## What this task involves:
Transcribe every line of the listing below without any deviation.

## Data records:
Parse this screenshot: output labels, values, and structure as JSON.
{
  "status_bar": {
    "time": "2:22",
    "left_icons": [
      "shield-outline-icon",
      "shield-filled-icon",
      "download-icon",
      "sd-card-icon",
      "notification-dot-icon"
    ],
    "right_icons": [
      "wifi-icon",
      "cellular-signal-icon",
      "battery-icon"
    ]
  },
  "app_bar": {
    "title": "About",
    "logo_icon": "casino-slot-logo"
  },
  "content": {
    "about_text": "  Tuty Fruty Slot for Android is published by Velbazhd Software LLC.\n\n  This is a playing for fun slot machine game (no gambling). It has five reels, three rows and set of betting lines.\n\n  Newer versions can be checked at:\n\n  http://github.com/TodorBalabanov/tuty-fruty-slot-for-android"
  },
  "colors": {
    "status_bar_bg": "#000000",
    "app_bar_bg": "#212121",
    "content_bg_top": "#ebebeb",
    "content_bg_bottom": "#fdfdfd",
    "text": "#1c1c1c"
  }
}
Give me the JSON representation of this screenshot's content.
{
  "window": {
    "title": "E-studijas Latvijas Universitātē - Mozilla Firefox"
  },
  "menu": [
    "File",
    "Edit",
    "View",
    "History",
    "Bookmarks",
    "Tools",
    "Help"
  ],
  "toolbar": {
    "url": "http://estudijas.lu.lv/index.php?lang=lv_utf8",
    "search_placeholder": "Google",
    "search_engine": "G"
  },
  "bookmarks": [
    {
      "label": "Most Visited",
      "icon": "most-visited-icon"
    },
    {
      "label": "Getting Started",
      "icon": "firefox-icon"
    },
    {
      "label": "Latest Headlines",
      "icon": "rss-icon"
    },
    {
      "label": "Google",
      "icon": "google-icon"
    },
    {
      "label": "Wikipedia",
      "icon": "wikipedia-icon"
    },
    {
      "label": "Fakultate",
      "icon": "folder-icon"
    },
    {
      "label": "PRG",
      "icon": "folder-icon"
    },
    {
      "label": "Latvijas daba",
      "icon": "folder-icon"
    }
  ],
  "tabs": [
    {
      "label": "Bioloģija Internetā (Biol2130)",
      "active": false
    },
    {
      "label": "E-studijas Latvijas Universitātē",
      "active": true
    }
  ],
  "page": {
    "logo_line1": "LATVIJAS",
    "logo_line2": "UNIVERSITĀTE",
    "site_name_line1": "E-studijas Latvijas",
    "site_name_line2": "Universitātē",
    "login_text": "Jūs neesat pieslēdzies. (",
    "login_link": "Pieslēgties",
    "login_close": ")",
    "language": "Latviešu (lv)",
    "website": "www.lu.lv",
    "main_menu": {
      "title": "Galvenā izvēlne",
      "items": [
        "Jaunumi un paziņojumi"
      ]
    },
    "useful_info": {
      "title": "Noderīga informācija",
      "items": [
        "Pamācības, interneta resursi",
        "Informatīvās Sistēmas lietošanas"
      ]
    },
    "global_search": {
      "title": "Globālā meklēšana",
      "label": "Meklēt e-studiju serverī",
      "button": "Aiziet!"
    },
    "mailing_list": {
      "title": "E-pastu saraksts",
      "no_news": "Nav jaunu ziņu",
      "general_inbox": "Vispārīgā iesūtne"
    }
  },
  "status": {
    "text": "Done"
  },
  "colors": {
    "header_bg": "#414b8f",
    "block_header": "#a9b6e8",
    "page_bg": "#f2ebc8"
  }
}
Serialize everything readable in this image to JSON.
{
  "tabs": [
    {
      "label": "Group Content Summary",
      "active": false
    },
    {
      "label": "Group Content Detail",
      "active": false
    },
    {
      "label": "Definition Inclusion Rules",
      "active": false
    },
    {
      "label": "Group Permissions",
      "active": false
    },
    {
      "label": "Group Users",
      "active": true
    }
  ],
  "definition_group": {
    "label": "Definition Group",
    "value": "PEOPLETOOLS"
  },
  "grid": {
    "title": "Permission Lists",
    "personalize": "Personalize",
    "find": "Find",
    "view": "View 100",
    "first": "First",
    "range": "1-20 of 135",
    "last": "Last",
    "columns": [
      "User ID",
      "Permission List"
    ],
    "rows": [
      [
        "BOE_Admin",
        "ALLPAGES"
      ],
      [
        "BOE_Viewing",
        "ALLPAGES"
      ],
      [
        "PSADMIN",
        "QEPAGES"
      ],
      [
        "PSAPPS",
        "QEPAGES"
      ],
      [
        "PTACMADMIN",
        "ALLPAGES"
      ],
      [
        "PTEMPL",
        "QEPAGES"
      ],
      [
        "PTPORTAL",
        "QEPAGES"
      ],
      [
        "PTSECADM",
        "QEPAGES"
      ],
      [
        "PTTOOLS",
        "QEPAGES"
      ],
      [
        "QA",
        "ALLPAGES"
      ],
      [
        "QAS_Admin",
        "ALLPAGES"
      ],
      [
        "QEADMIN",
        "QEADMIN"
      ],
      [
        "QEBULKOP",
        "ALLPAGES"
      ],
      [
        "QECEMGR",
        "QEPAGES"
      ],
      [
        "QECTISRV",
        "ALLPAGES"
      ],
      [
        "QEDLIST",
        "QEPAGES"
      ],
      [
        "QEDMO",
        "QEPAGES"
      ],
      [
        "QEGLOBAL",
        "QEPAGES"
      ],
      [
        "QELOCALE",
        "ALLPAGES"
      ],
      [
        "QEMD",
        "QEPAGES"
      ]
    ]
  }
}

## Completed exercise:
Parse this screenshot: output labels, values, and structure as JSON.
{
  "status_bar": {
    "time": "2:22",
    "left_icons": [
      "shield-outline-icon",
      "shield-filled-icon",
      "download-icon",
      "sd-card-icon",
      "notification-dot-icon"
    ],
    "right_icons": [
      "wifi-icon",
      "cellular-signal-icon",
      "battery-icon"
    ]
  },
  "app_bar": {
    "title": "About",
    "logo_icon": "casino-slot-logo"
  },
  "content": {
    "about_text": "  Tuty Fruty Slot for Android is published by Velbazhd Software LLC.\n\n  This is a playing for fun slot machine game (no gambling). It has five reels, three rows and set of betting lines.\n\n  Newer versions can be checked at:\n\n  http://github.com/TodorBalabanov/tuty-fruty-slot-for-android"
  },
  "colors": {
    "status_bar_bg": "#000000",
    "app_bar_bg": "#212121",
    "content_bg_top": "#ebebeb",
    "content_bg_bottom": "#fdfdfd",
    "text": "#1c1c1c"
  }
}
Give me the JSON representation of this screenshot's content.
{
  "window": {
    "title": "E-studijas Latvijas Universitātē - Mozilla Firefox"
  },
  "menu": [
    "File",
    "Edit",
    "View",
    "History",
    "Bookmarks",
    "Tools",
    "Help"
  ],
  "toolbar": {
    "url": "http://estudijas.lu.lv/index.php?lang=lv_utf8",
    "search_placeholder": "Google",
    "search_engine": "G"
  },
  "bookmarks": [
    {
      "label": "Most Visited",
      "icon": "most-visited-icon"
    },
    {
      "label": "Getting Started",
      "icon": "firefox-icon"
    },
    {
      "label": "Latest Headlines",
      "icon": "rss-icon"
    },
    {
      "label": "Google",
      "icon": "google-icon"
    },
    {
      "label": "Wikipedia",
      "icon": "wikipedia-icon"
    },
    {
      "label": "Fakultate",
      "icon": "folder-icon"
    },
    {
      "label": "PRG",
      "icon": "folder-icon"
    },
    {
      "label": "Latvijas daba",
      "icon": "folder-icon"
    }
  ],
  "tabs": [
    {
      "label": "Bioloģija Internetā (Biol2130)",
      "active": false
    },
    {
      "label": "E-studijas Latvijas Universitātē",
      "active": true
    }
  ],
  "page": {
    "logo_line1": "LATVIJAS",
    "logo_line2": "UNIVERSITĀTE",
    "site_name_line1": "E-studijas Latvijas",
    "site_name_line2": "Universitātē",
    "login_text": "Jūs neesat pieslēdzies. (",
    "login_link": "Pieslēgties",
    "login_close": ")",
    "language": "Latviešu (lv)",
    "website": "www.lu.lv",
    "main_menu": {
      "title": "Galvenā izvēlne",
      "items": [
        "Jaunumi un paziņojumi"
      ]
    },
    "useful_info": {
      "title": "Noderīga informācija",
      "items": [
        "Pamācības, interneta resursi",
        "Informatīvās Sistēmas lietošanas"
      ]
    },
    "global_search": {
      "title": "Globālā meklēšana",
      "label": "Meklēt e-studiju serverī",
      "button": "Aiziet!"
    },
    "mailing_list": {
      "title": "E-pastu saraksts",
      "no_news": "Nav jaunu ziņu",
      "general_inbox": "Vispārīgā iesūtne"
    }
  },
  "status": {
    "text": "Done"
  },
  "colors": {
    "header_bg": "#414b8f",
    "block_header": "#a9b6e8",
    "page_bg": "#f2ebc8"
  }
}
Serialize everything readable in this image to JSON.
{
  "tabs": [
    {
      "label": "Group Content Summary",
      "active": false
    },
    {
      "label": "Group Content Detail",
      "active": false
    },
    {
      "label": "Definition Inclusion Rules",
      "active": false
    },
    {
      "label": "Group Permissions",
      "active": false
    },
    {
      "label": "Group Users",
      "active": true
    }
  ],
  "definition_group": {
    "label": "Definition Group",
    "value": "PEOPLETOOLS"
  },
  "grid": {
    "title": "Permission Lists",
    "personalize": "Personalize",
    "find": "Find",
    "view": "View 100",
    "first": "First",
    "range": "1-20 of 135",
    "last": "Last",
    "columns": [
      "User ID",
      "Permission List"
    ],
    "rows": [
      [
        "BOE_Admin",
        "ALLPAGES"
      ],
      [
        "BOE_Viewing",
        "ALLPAGES"
      ],
      [
        "PSADMIN",
        "QEPAGES"
      ],
      [
        "PSAPPS",
        "QEPAGES"
      ],
      [
        "PTACMADMIN",
        "ALLPAGES"
      ],
      [
        "PTEMPL",
        "QEPAGES"
      ],
      [
        "PTPORTAL",
        "QEPAGES"
      ],
      [
        "PTSECADM",
        "QEPAGES"
      ],
      [
        "PTTOOLS",
        "QEPAGES"
      ],
      [
        "QA",
        "ALLPAGES"
      ],
      [
        "QAS_Admin",
        "ALLPAGES"
      ],
      [
        "QEADMIN",
        "QEADMIN"
      ],
      [
        "QEBULKOP",
        "ALLPAGES"
      ],
      [
        "QECEMGR",
        "QEPAGES"
      ],
      [
        "QECTISRV",
        "ALLPAGES"
      ],
      [
        "QEDLIST",
        "QEPAGES"
      ],
      [
        "QEDMO",
        "QEPAGES"
      ],
      [
        "QEGLOBAL",
        "QEPAGES"
      ],
      [
        "QELOCALE",
        "ALLPAGES"
      ],
      [
        "QEMD",
        "QEPAGES"
      ]
    ]
  }
}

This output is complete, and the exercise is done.